_Work to be completed_:
Copy each line of the data below with the word "Reports".

— START Exercise data —

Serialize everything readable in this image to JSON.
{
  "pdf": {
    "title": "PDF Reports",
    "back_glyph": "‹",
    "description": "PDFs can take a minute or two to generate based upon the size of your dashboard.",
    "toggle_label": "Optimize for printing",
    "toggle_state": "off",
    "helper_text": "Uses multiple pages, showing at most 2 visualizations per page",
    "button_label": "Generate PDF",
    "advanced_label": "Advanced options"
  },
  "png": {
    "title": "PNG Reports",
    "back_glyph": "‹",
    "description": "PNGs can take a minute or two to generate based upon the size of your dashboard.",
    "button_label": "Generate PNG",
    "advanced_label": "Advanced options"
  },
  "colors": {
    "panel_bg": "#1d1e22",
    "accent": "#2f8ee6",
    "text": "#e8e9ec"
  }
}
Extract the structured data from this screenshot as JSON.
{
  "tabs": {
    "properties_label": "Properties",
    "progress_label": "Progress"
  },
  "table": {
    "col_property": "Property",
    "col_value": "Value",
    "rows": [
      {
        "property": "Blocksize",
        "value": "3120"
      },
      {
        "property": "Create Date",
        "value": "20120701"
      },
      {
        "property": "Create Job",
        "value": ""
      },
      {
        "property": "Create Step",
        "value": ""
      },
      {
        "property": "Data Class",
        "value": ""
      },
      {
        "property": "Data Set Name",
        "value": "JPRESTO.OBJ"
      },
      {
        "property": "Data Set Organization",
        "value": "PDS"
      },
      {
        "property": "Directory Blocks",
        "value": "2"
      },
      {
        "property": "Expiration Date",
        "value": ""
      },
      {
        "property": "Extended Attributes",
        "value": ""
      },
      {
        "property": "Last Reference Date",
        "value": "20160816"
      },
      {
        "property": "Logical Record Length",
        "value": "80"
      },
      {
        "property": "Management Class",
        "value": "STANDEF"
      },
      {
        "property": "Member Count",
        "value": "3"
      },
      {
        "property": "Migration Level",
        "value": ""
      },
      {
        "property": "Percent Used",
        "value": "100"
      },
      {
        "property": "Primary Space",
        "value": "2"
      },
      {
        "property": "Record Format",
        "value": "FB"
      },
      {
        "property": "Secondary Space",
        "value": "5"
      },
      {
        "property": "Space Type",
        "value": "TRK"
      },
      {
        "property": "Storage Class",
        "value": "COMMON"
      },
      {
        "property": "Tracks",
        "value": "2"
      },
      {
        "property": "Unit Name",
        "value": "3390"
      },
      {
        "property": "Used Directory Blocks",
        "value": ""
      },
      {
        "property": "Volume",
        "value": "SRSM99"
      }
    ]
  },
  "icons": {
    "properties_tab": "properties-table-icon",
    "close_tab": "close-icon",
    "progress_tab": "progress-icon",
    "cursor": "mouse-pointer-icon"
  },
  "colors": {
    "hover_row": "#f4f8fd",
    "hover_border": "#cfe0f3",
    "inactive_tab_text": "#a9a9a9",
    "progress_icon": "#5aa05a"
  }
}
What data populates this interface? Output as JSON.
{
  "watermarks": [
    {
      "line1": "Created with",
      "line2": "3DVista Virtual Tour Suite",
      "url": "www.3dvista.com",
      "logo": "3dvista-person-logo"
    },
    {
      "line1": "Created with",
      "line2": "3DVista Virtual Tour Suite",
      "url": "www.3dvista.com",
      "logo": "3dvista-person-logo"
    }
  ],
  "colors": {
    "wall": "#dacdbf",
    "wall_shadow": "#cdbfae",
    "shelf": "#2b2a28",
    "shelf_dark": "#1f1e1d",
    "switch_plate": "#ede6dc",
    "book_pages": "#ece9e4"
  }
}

— END Exercise data —

_Exercise response_:
    "title": "PDF Reports",
    "title": "PNG Reports",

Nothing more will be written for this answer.